Lift every line from the entries that includes the word "this".

* START RECORD SET *

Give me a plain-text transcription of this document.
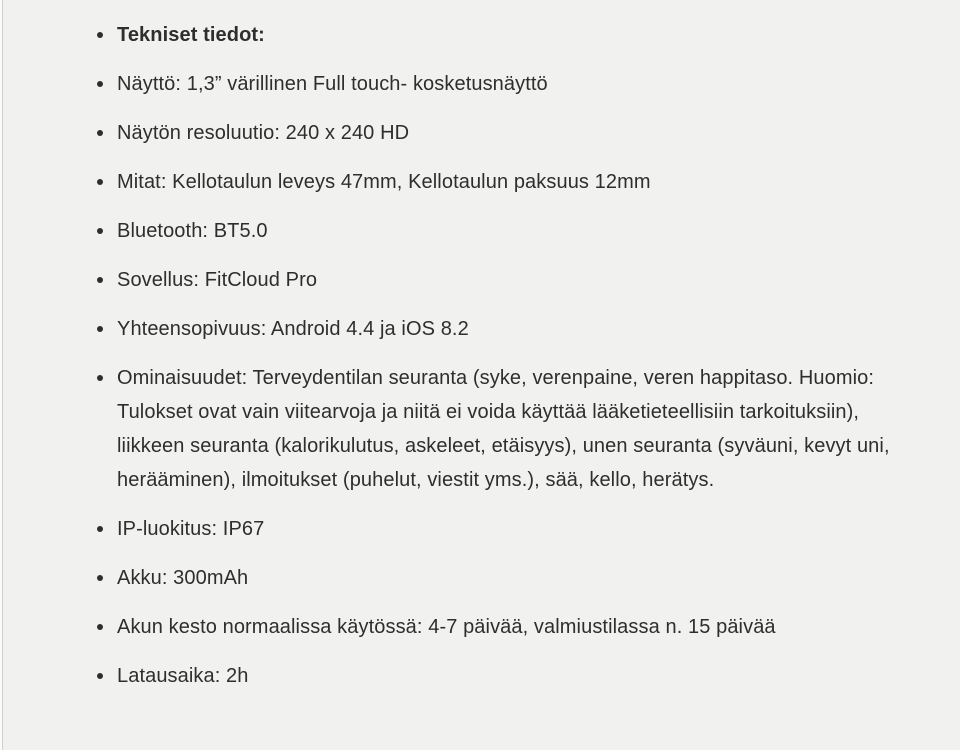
Tekniset tiedot:
Näyttö: 1,3” värillinen Full touch- kosketusnäyttö
Näytön resoluutio: 240 x 240 HD
Mitat: Kellotaulun leveys 47mm, Kellotaulun paksuus 12mm
Bluetooth: BT5.0
Sovellus: FitCloud Pro
Yhteensopivuus: Android 4.4 ja iOS 8.2
Ominaisuudet: Terveydentilan seuranta (syke, verenpaine, veren happitaso. Huomio: Tulokset ovat vain viitearvoja ja niitä ei voida käyttää lääketieteellisiin tarkoituksiin), liikkeen seuranta (kalorikulutus, askeleet, etäisyys), unen seuranta (syväuni, kevyt uni, herääminen), ilmoitukset (puhelut, viestit yms.), sää, kello, herätys.
IP-luokitus: IP67
Akku: 300mAh
Akun kesto normaalissa käytössä: 4-7 päivää, valmiustilassa n. 15 päivää
Latausaika: 2h
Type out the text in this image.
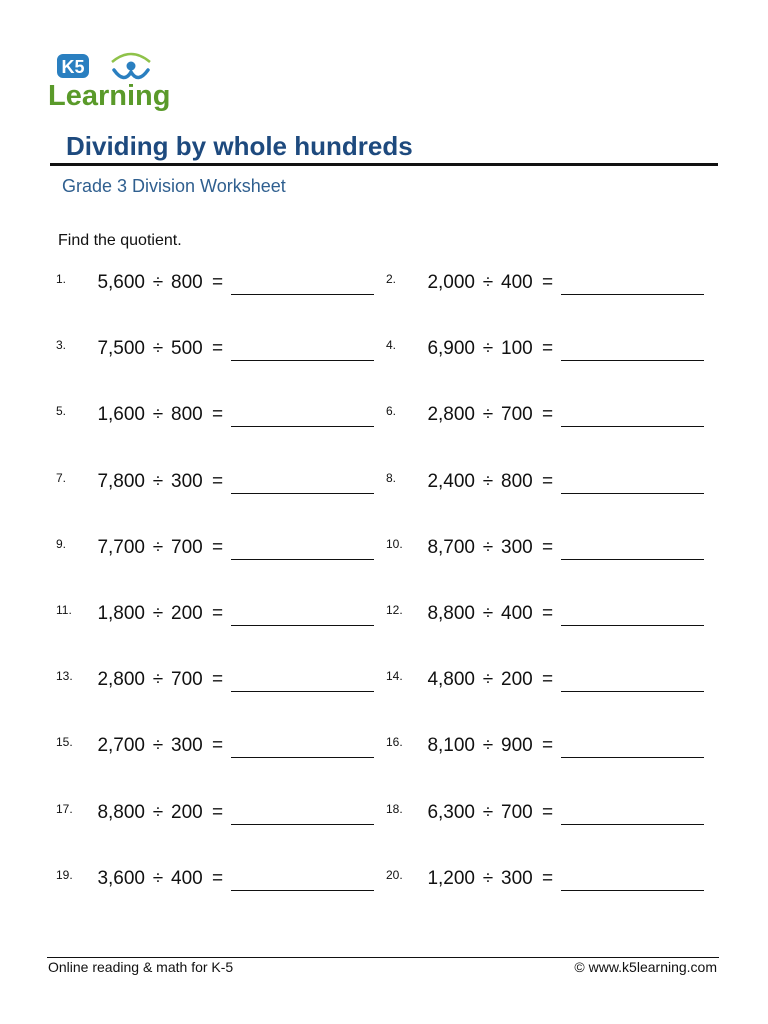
K5
Learning
Dividing by whole hundreds
Grade 3 Division Worksheet
Find the quotient.
1. 5,600 ÷ 800 =	2. 2,000 ÷ 400 =
3. 7,500 ÷ 500 =	4. 6,900 ÷ 100 =
5. 1,600 ÷ 800 =	6. 2,800 ÷ 700 =
7. 7,800 ÷ 300 =	8. 2,400 ÷ 800 =
9. 7,700 ÷ 700 =	10. 8,700 ÷ 300 =
11. 1,800 ÷ 200 =	12. 8,800 ÷ 400 =
13. 2,800 ÷ 700 =	14. 4,800 ÷ 200 =
15. 2,700 ÷ 300 =	16. 8,100 ÷ 900 =
17. 8,800 ÷ 200 =	18. 6,300 ÷ 700 =
19. 3,600 ÷ 400 =	20. 1,200 ÷ 300 =
Online reading & math for K-5	© www.k5learning.com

* END RECORD SET *

FULL ANSWER:
Give me a plain-text transcription of this document.
Type out the text in this image.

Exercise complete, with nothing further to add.